### THE REQUEST
Reproduce the whole mailing-list message on adaptive streaming with open codecs verbatim.

[foms] Proposal: adaptive streaming using open codecs

Wed Dec 15 05:04:23 PST 2010

Hey Mark,

There's indeed both the headers and the index. I'd say the headers are not exposed (mostly of interest to the decoder) to javascript, and that the fragment representation in JS is already index-mapped (i.e. in javascript you get time offsets and not byte ranges). There's no way to grab an individual fragment á la what a websocket could do. 

Exposing the manifest / track / stream info to javascript is a good idea, because: 

*) It will allow webdesigners to setup a dynamic stream inline (simple, no HTTP delay) and dynamic (e.g. using JS).
*) It will allow webdevelopers to influence / override switching heuristics. 

Perhaps a first version of browser switching heuristics is: "grab the first stream I can play". This is how the logic around <source> tags works. Similar to subtitles and captions tracks, the browser's built-in video controlbars can then display a dropdown for switching to another stream (exactly like how YT works). 

Now, if streams / cues are exposed to javascript, the javascript layer can actually tell the player to switch to another stream, thereby implementing the "adaptive" part of adaptive streaming:

  videoElement.tracks[0].setStream(3) // Switch to stream 3 for the first track (video) at the browser's convenience.
  videoElement.track[0].setStream(3,true) // Switch to stream 3 for the first track (video) right now.

Kind regards,

Jeroen

On Dec 14, 2010, at 10:07 PM, Mark Watson wrote:

> I would just add one thing to this which is that a [stream] can consist of [header], [index], [fragments]. By [index] I mean some kind of time range -> byte range mapping. For simplicity we could restrict to two cases:
> 
> (i) [header][index][fragments] are all packed into one file (on-demand case)
> (ii) [header] and each [fragment] are in separate files and there is no index, just a list of URLs (live case)

### GIVEN DATA

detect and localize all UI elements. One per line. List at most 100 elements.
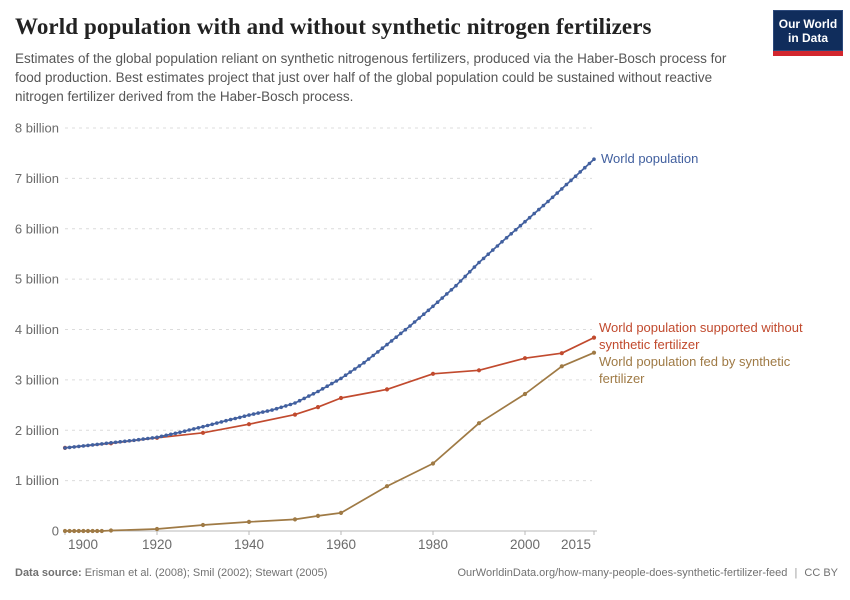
data-point-marker <box>67 528 72 534</box>
data-point-marker <box>113 440 118 445</box>
data-point-marker <box>504 236 509 240</box>
data-point-marker <box>592 157 596 161</box>
data-point-marker <box>62 528 68 534</box>
data-point-marker <box>476 421 482 426</box>
data-point-marker <box>458 279 463 283</box>
data-point-marker <box>500 240 504 244</box>
data-point-marker <box>338 510 344 515</box>
data-point-marker <box>302 396 307 401</box>
series-line-1 <box>64 336 595 449</box>
data-point-marker <box>555 191 559 195</box>
data-point-marker <box>215 421 219 425</box>
data-point-marker <box>422 312 426 317</box>
data-point-marker <box>449 288 454 292</box>
data-point-marker <box>292 517 298 522</box>
data-point-marker <box>569 178 573 183</box>
data-point-marker <box>72 528 77 534</box>
data-point-marker <box>559 351 564 356</box>
data-point-marker <box>523 219 527 224</box>
owid-logo-red-bar <box>773 51 843 56</box>
data-point-marker <box>265 409 270 413</box>
data-point-marker <box>127 439 132 443</box>
data-point-marker <box>559 364 564 369</box>
data-point-marker <box>246 422 252 427</box>
data-point-marker <box>154 526 160 532</box>
data-point-marker <box>509 232 513 236</box>
data-point-marker <box>330 381 334 386</box>
data-point-marker <box>182 429 187 434</box>
footer-url: OurWorldinData.org/how-many-people-does-… <box>457 567 788 579</box>
footer-separator: | <box>794 567 798 579</box>
data-point-marker <box>353 367 357 371</box>
data-point-marker <box>200 430 206 435</box>
x-axis-tick-label: 2000 <box>510 537 540 552</box>
data-point-marker <box>408 324 412 328</box>
data-point-marker <box>583 165 587 170</box>
data-point-marker <box>591 350 597 355</box>
data-point-marker <box>430 461 436 466</box>
y-axis-tick-label: 3 billion <box>15 372 59 387</box>
data-point-marker <box>228 417 233 422</box>
data-source-text: Erisman et al. (2008); Smil (2002); Stew… <box>84 567 328 579</box>
data-point-marker <box>251 412 256 416</box>
data-point-marker <box>108 528 114 533</box>
data-point-marker <box>532 211 536 216</box>
data-point-marker <box>118 440 122 444</box>
data-point-marker <box>293 401 297 405</box>
data-point-marker <box>320 387 325 391</box>
data-point-marker <box>334 379 339 383</box>
data-point-marker <box>192 427 196 431</box>
data-point-marker <box>173 431 178 436</box>
data-point-marker <box>343 373 348 378</box>
data-point-marker <box>233 416 237 421</box>
data-point-marker <box>99 528 104 534</box>
y-axis-tick-label: 1 billion <box>15 473 59 488</box>
data-point-marker <box>380 346 385 351</box>
series-line-2 <box>65 351 595 532</box>
series-label-supported-without-fertilizer: World population supported without synth… <box>599 320 803 352</box>
data-point-marker <box>238 415 242 420</box>
chart-footer: Data source: Erisman et al. (2008); Smil… <box>15 567 838 579</box>
data-point-marker <box>155 435 159 440</box>
data-point-marker <box>454 283 458 288</box>
series-label-fed-by-fertilizer: World population fed by synthetic fertil… <box>599 354 791 386</box>
data-point-marker <box>224 418 228 423</box>
data-point-marker <box>288 402 293 407</box>
data-point-marker <box>169 432 173 437</box>
y-axis-tick-label: 7 billion <box>15 171 59 186</box>
data-point-marker <box>412 320 417 324</box>
data-point-marker <box>307 394 311 398</box>
data-point-marker <box>187 428 191 432</box>
chart-subtitle: Estimates of the global population relia… <box>15 51 727 104</box>
data-point-marker <box>560 187 564 191</box>
data-point-marker <box>270 408 274 412</box>
owid-logo-line1: Our World <box>778 16 838 31</box>
data-point-marker <box>90 528 95 534</box>
plot-area[interactable] <box>65 118 594 531</box>
data-point-marker <box>247 413 251 417</box>
data-point-marker <box>440 296 445 300</box>
data-point-marker <box>141 437 145 441</box>
y-axis-tick-label: 8 billion <box>15 121 59 136</box>
chart-header: World population with and without synthe… <box>0 0 850 106</box>
data-point-marker <box>394 335 399 340</box>
data-source-label: Data source: <box>15 567 82 579</box>
data-point-marker <box>205 423 210 428</box>
data-point-marker <box>550 195 555 200</box>
data-point-marker <box>150 436 155 440</box>
data-point-marker <box>63 446 67 450</box>
data-point-marker <box>385 342 389 347</box>
data-point-marker <box>430 371 436 376</box>
owid-logo-text: Our World in Data <box>773 10 843 51</box>
data-point-marker <box>316 389 320 394</box>
data-point-marker <box>95 528 100 534</box>
data-point-marker <box>76 528 81 534</box>
owid-logo: Our World in Data <box>773 10 843 56</box>
data-point-marker <box>417 316 422 320</box>
owid-logo-line2: in Data <box>787 30 828 45</box>
data-point-marker <box>495 244 500 248</box>
data-point-marker <box>196 426 201 430</box>
data-point-marker <box>123 439 127 444</box>
data-point-marker <box>435 300 440 305</box>
data-point-marker <box>146 436 150 441</box>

### PROBLEM SOLUTION
[foms] Proposal: adaptive streaming using open codecs

Wed Dec 15 05:04:23 PST 2010

Hey Mark,

There's indeed both the headers and the index. I'd say the headers are not exposed (mostly of interest to the decoder) to javascript, and that the fragment representation in JS is already index-mapped (i.e. in javascript you get time offsets and not byte ranges). There's no way to grab an individual fragment á la what a websocket could do. 

Exposing the manifest / track / stream info to javascript is a good idea, because: 

*) It will allow webdesigners to setup a dynamic stream inline (simple, no HTTP delay) and dynamic (e.g. using JS).
*) It will allow webdevelopers to influence / override switching heuristics. 

Perhaps a first version of browser switching heuristics is: "grab the first stream I can play". This is how the logic around <source> tags works. Similar to subtitles and captions tracks, the browser's built-in video controlbars can then display a dropdown for switching to another stream (exactly like how YT works). 

Now, if streams / cues are exposed to javascript, the javascript layer can actually tell the player to switch to another stream, thereby implementing the "adaptive" part of adaptive streaming:

  videoElement.tracks[0].setStream(3) // Switch to stream 3 for the first track (video) at the browser's convenience.
  videoElement.track[0].setStream(3,true) // Switch to stream 3 for the first track (video) right now.

Kind regards,

Jeroen

On Dec 14, 2010, at 10:07 PM, Mark Watson wrote:

> I would just add one thing to this which is that a [stream] can consist of [header], [index], [fragments]. By [index] I mean some kind of time range -> byte range mapping. For simplicity we could restrict to two cases:
> 
> (i) [header][index][fragments] are all packed into one file (on-demand case)
> (ii) [header] and each [fragment] are in separate files and there is no index, just a list of URLs (live case)